| Data shown |
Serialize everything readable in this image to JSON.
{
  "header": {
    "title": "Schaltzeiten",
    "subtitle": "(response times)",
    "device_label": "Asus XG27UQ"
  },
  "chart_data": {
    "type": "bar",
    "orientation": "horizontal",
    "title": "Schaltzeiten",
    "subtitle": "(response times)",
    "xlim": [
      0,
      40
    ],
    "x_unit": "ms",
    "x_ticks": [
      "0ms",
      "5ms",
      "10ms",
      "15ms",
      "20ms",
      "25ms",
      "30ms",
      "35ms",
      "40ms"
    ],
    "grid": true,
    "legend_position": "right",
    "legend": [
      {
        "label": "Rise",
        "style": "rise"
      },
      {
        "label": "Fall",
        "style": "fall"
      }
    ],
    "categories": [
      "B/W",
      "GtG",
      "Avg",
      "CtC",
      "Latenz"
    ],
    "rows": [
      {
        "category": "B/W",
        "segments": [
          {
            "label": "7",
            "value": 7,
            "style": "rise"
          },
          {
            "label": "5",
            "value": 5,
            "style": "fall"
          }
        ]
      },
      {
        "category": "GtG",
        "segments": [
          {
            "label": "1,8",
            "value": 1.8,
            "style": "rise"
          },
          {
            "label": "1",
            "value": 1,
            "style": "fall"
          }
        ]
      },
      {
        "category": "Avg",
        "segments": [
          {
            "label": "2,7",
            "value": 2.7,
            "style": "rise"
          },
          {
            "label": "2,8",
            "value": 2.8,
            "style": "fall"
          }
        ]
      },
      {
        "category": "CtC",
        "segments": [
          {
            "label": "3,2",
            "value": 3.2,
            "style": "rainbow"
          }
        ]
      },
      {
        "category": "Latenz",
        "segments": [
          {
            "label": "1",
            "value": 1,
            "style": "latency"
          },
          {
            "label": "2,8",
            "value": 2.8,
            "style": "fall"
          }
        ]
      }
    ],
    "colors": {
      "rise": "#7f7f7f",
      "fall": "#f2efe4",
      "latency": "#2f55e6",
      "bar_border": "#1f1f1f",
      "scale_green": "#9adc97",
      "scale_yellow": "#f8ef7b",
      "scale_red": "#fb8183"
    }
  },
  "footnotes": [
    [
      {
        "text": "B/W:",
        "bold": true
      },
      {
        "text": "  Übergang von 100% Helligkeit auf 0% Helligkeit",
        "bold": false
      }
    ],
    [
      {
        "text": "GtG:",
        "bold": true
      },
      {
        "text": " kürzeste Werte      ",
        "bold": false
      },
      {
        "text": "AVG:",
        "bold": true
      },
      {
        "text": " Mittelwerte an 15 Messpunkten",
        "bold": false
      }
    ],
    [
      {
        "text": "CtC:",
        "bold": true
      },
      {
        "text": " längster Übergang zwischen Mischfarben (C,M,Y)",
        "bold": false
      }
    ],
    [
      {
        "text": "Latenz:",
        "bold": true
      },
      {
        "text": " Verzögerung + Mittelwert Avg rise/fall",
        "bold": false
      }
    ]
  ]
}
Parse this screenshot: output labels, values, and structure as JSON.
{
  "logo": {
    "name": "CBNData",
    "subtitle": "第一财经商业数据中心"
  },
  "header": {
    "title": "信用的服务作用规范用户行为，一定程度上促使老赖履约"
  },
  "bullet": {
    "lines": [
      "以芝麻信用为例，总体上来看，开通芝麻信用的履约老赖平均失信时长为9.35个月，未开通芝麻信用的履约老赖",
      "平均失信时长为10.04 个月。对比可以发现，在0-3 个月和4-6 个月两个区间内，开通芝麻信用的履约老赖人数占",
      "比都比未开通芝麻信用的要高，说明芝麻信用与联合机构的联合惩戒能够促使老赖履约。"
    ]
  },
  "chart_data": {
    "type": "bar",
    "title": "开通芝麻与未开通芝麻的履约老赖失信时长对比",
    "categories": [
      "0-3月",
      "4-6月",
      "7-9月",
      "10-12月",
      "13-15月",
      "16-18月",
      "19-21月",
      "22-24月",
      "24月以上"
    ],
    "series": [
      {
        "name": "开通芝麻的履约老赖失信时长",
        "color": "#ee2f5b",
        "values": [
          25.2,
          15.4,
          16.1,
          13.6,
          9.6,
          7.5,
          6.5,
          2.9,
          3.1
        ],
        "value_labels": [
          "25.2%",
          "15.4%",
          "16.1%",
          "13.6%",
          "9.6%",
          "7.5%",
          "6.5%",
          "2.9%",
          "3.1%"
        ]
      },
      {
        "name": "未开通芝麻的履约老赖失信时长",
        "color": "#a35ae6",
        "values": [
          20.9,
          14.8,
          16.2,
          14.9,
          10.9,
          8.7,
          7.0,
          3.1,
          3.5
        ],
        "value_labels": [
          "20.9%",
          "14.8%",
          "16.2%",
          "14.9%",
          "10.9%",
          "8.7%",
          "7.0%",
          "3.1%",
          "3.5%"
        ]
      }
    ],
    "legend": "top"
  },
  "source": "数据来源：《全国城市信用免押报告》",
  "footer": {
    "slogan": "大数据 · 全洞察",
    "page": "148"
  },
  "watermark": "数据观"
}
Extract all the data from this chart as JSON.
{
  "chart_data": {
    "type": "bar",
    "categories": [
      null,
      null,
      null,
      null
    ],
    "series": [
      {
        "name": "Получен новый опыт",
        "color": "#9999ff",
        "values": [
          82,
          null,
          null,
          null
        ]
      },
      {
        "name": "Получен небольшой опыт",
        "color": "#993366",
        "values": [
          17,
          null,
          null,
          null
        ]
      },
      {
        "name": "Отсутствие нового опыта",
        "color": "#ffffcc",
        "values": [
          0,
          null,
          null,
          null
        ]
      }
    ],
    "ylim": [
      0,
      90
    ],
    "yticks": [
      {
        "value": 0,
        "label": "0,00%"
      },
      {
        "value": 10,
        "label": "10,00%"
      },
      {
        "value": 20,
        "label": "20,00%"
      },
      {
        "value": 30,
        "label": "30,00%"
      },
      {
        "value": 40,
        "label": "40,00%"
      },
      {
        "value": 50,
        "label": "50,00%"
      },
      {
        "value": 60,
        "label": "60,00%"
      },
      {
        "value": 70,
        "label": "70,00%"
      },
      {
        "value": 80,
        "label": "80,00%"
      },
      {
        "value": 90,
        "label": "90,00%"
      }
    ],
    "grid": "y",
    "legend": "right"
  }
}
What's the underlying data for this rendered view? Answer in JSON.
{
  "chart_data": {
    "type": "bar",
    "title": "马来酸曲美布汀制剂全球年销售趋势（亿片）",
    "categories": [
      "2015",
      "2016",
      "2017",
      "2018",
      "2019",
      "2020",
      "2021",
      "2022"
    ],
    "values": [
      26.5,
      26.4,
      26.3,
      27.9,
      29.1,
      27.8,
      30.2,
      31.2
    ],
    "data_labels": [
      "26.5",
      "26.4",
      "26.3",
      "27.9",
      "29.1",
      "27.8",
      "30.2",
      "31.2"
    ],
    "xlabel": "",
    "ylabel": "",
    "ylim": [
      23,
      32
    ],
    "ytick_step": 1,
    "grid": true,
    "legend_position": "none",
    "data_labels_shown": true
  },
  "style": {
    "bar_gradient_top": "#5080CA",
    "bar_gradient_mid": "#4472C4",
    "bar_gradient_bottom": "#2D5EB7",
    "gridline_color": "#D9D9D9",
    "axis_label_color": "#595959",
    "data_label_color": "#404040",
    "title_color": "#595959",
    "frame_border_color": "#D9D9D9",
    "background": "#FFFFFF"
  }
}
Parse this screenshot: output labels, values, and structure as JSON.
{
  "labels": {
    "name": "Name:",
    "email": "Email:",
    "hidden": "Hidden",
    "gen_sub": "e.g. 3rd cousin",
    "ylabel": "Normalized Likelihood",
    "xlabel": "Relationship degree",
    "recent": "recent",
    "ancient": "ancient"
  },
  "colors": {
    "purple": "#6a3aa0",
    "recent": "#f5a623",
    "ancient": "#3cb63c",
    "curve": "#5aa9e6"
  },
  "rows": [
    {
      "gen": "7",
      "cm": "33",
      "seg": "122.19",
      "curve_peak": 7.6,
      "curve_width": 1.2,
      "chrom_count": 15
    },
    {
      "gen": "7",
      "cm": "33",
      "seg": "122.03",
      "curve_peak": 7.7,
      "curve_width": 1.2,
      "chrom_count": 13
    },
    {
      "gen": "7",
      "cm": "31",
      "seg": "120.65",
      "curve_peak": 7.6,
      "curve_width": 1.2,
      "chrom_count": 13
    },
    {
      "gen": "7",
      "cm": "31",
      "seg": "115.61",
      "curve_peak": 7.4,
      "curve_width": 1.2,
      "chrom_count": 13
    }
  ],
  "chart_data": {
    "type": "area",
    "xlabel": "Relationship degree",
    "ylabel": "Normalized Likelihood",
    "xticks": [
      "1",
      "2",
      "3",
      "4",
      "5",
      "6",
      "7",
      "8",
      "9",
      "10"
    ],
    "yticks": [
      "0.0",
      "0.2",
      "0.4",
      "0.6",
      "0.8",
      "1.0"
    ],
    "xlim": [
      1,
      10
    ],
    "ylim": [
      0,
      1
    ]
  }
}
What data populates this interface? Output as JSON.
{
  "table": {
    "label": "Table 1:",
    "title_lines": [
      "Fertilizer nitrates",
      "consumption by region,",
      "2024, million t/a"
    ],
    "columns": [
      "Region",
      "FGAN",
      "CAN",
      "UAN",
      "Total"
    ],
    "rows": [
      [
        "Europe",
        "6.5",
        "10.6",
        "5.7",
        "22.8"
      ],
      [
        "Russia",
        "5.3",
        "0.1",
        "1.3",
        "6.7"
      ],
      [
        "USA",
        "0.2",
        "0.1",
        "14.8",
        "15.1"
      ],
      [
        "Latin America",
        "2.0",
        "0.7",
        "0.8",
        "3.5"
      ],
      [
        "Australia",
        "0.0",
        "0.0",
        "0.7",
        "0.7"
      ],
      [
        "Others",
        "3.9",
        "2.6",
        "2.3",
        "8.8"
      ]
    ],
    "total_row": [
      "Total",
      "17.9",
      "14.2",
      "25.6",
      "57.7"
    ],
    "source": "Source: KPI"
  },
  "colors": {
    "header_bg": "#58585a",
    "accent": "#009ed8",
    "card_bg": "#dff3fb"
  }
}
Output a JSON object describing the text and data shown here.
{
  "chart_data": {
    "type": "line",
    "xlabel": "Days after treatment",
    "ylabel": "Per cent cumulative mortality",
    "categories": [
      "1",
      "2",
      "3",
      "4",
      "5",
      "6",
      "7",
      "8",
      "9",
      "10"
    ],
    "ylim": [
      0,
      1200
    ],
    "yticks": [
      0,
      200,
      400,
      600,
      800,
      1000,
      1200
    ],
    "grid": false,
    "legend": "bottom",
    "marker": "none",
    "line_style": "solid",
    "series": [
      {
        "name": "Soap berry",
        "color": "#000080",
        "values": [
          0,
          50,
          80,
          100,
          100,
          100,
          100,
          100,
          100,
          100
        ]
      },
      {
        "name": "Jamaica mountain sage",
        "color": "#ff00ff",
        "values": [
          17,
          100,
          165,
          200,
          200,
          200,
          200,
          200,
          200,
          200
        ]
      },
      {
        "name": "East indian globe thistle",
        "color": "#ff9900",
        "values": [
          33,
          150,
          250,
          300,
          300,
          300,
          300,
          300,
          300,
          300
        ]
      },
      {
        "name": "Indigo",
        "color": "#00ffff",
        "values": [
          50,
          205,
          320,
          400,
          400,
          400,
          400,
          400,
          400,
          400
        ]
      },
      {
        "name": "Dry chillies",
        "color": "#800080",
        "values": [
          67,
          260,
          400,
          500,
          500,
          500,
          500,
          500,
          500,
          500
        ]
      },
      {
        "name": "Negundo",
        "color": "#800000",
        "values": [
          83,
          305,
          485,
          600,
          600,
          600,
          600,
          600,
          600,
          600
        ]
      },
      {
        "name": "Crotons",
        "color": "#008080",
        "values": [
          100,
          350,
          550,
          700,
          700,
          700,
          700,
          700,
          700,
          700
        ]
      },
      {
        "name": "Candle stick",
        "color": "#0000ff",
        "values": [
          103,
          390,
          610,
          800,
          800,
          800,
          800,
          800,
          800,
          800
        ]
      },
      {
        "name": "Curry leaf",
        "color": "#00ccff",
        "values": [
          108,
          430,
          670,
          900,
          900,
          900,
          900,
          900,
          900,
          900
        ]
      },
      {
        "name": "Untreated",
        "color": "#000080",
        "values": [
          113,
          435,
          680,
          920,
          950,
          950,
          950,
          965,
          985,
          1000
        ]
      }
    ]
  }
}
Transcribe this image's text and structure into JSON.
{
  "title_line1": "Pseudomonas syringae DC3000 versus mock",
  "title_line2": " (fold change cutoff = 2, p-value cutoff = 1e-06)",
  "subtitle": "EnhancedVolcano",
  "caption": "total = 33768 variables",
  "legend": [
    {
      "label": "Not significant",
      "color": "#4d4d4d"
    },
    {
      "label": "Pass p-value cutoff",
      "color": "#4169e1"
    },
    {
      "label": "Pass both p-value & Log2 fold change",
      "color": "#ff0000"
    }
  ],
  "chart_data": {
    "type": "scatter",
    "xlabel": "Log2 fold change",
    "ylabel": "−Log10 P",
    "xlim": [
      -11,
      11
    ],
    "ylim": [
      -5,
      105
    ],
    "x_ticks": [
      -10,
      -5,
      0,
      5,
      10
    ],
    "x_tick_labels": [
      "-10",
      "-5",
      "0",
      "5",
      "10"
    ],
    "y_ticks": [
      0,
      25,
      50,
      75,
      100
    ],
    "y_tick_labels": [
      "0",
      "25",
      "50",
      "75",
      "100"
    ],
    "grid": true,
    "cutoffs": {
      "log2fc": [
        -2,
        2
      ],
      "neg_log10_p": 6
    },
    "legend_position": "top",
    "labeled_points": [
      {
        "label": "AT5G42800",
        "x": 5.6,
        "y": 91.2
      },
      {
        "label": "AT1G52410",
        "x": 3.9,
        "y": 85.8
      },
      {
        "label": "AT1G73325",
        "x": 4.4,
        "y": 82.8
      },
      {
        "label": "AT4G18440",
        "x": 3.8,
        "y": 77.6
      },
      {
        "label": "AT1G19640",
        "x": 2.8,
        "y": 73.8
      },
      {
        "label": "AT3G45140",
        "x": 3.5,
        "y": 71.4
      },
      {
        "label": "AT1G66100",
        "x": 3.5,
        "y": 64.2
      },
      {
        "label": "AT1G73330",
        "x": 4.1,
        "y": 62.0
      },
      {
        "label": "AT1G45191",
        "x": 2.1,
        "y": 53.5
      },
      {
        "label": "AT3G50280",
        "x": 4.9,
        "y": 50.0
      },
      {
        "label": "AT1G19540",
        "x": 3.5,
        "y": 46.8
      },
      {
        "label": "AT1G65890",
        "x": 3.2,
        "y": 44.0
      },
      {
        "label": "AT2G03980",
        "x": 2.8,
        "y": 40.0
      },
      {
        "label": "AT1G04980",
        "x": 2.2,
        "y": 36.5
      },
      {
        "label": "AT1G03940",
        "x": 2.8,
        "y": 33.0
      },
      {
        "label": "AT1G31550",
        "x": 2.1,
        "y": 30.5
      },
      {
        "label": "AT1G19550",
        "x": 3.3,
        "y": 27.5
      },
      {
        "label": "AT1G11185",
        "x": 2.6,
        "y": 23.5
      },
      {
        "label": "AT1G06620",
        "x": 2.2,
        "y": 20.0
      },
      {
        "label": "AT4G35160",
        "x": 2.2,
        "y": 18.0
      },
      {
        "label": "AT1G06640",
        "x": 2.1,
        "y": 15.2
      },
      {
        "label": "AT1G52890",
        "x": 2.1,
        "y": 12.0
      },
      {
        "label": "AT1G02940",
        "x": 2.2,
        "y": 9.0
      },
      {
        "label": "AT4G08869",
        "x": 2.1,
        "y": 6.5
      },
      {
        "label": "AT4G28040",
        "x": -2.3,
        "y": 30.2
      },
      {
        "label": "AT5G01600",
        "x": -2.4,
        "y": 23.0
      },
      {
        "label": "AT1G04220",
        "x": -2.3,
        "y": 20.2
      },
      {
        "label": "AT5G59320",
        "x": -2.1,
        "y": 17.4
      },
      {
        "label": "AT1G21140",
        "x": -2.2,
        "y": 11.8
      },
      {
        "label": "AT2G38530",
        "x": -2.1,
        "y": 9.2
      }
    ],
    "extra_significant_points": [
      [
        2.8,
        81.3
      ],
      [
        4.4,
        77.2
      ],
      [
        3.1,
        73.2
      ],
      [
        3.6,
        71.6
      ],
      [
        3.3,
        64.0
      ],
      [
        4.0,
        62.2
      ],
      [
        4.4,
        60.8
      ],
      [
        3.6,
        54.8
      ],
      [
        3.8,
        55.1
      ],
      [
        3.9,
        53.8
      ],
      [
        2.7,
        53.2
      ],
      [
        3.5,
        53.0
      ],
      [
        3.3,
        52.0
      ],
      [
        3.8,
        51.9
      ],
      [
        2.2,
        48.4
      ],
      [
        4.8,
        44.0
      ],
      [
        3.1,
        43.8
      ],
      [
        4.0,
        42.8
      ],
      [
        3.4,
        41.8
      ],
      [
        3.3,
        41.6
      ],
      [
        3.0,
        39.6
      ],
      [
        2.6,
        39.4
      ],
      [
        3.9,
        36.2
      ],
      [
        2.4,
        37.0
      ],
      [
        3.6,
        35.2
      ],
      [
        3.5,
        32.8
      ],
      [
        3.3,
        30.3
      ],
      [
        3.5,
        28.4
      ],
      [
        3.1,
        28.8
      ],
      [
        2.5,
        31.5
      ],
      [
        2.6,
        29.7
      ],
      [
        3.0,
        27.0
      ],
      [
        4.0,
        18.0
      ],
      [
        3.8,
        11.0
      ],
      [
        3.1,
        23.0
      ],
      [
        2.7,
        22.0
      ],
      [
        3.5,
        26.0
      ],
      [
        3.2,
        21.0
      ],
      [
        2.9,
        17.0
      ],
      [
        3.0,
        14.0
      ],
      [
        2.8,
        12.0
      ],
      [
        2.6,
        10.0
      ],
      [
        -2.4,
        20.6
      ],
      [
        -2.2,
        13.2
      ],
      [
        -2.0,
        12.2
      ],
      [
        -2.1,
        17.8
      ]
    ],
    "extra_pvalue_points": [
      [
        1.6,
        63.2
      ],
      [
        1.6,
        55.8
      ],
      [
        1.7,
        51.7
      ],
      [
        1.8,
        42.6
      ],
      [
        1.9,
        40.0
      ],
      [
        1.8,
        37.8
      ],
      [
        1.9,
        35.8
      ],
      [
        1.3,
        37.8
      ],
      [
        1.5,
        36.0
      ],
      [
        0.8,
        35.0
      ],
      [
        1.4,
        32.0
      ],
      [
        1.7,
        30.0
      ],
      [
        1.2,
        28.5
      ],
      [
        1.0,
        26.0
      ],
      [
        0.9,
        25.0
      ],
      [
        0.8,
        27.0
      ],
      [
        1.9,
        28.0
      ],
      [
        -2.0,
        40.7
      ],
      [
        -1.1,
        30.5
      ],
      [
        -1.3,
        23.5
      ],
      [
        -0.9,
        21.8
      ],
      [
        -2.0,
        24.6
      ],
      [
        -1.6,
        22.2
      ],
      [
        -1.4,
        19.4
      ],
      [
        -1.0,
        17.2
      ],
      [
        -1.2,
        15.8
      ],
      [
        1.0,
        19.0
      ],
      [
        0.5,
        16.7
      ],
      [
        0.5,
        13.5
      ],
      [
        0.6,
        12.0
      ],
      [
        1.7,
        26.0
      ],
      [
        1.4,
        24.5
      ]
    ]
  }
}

| Task description |
Search the records for the word "ylabel", then list every line that has it.

| Output for this task |
    "ylabel": "",
    "ylabel": "Normalized Likelihood",
    "ylabel": "Normalized Likelihood",
    "ylabel": "Per cent cumulative mortality",
    "ylabel": "−Log10 P",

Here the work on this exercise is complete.